#### [RECORDS PROVIDED]
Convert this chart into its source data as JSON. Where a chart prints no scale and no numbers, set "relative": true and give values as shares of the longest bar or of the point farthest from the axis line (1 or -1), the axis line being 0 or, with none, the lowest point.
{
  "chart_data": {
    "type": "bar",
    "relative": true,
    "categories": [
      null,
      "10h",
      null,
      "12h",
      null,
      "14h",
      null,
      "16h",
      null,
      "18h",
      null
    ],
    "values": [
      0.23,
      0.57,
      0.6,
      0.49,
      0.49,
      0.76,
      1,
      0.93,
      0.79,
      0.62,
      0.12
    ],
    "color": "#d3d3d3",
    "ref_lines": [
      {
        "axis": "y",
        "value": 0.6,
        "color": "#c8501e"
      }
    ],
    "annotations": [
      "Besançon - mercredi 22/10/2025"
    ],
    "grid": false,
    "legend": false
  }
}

#### [TASK INSTRUCTIONS]
Restate every entry word for word.

#### [EXERCISE ANSWER]
Convert this chart into its source data as JSON. Where a chart prints no scale and no numbers, set "relative": true and give values as shares of the longest bar or of the point farthest from the axis line (1 or -1), the axis line being 0 or, with none, the lowest point.
{
  "chart_data": {
    "type": "bar",
    "relative": true,
    "categories": [
      null,
      "10h",
      null,
      "12h",
      null,
      "14h",
      null,
      "16h",
      null,
      "18h",
      null
    ],
    "values": [
      0.23,
      0.57,
      0.6,
      0.49,
      0.49,
      0.76,
      1,
      0.93,
      0.79,
      0.62,
      0.12
    ],
    "color": "#d3d3d3",
    "ref_lines": [
      {
        "axis": "y",
        "value": 0.6,
        "color": "#c8501e"
      }
    ],
    "annotations": [
      "Besançon - mercredi 22/10/2025"
    ],
    "grid": false,
    "legend": false
  }
}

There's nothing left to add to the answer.